Required task:
Below are the entries; count the lines in them that contain the word "заявленного" and give only the number.
** BEGIN **
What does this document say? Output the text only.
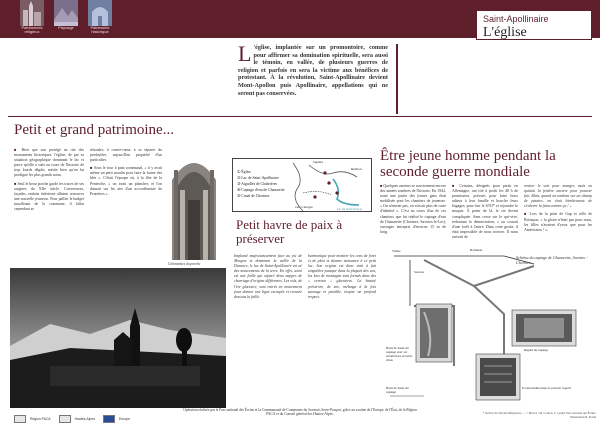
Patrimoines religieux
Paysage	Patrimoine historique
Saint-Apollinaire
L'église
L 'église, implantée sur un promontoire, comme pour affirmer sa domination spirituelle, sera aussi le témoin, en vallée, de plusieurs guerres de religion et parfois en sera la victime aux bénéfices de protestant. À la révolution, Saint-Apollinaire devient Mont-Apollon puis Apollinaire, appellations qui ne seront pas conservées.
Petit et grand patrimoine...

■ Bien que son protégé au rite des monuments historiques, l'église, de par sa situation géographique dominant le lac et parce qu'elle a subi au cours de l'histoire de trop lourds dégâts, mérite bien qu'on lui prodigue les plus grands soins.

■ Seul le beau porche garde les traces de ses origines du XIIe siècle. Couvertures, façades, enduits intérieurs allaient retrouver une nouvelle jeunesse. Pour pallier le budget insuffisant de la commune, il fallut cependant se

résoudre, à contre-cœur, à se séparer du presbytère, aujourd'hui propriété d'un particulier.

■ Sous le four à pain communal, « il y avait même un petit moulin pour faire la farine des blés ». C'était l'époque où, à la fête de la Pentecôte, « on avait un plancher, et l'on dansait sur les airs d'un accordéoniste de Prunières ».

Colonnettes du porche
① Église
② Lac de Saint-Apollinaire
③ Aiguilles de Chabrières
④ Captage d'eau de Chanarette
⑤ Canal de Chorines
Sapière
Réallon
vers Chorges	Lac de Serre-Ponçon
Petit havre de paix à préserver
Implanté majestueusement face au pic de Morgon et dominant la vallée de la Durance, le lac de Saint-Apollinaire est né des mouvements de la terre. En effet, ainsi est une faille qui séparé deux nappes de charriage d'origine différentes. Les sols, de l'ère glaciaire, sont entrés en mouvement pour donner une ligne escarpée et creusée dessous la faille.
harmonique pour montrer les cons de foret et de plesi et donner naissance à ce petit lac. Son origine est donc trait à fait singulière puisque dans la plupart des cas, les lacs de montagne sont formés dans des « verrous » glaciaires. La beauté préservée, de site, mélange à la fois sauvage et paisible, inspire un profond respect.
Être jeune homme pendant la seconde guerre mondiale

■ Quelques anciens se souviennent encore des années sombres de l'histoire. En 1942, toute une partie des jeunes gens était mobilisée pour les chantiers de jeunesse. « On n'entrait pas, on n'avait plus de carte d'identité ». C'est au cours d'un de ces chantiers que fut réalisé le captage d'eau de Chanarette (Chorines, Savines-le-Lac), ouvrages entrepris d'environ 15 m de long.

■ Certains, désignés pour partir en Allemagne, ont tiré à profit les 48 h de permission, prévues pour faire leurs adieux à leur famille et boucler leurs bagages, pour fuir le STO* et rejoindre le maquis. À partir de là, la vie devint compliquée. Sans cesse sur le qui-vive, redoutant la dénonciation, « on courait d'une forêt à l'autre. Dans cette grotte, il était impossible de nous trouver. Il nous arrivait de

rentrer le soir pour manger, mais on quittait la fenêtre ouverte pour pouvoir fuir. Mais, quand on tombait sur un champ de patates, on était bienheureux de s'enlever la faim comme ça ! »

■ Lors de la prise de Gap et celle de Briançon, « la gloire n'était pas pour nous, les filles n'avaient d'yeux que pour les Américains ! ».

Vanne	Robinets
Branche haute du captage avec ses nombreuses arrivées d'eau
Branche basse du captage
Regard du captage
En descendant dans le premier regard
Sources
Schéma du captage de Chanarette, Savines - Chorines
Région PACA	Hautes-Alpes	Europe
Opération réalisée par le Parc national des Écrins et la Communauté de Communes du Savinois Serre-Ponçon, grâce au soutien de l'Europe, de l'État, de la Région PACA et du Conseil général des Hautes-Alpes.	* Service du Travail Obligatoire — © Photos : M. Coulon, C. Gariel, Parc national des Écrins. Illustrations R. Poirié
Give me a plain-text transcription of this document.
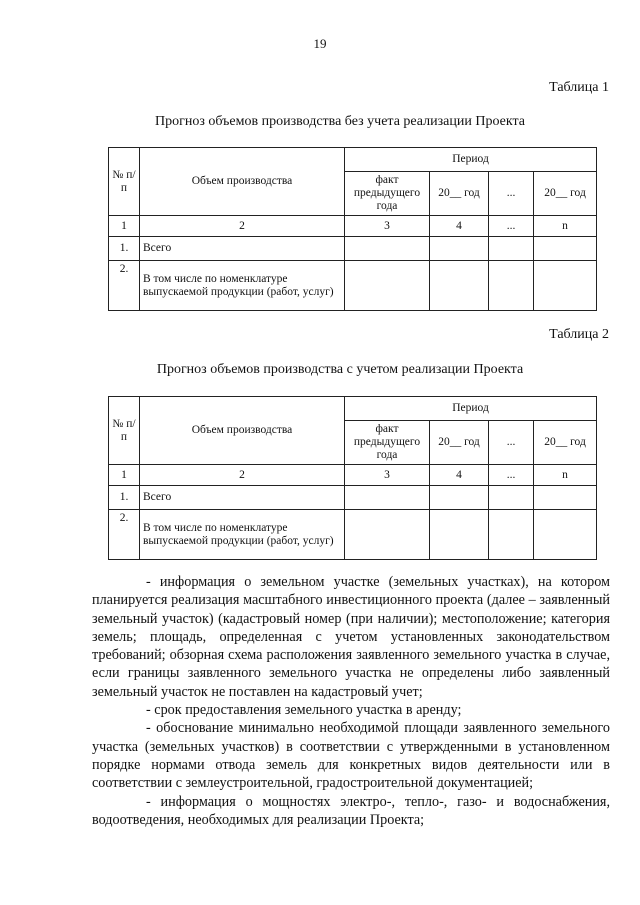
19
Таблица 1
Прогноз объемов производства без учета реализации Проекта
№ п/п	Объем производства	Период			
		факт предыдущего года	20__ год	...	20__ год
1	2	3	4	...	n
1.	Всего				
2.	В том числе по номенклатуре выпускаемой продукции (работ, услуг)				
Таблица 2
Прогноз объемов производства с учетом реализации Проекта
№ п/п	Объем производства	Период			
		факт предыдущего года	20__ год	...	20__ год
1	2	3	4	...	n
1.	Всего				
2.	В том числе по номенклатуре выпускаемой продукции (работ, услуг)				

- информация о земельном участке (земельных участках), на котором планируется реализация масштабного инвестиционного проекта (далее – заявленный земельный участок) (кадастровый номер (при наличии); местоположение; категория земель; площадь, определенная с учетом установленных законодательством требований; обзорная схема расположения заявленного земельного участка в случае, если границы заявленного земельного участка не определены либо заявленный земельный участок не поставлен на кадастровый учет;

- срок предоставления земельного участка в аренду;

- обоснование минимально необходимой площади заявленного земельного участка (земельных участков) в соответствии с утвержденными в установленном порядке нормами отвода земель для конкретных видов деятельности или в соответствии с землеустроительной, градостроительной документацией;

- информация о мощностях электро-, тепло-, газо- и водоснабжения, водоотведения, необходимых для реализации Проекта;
** END **
Exercise response:
2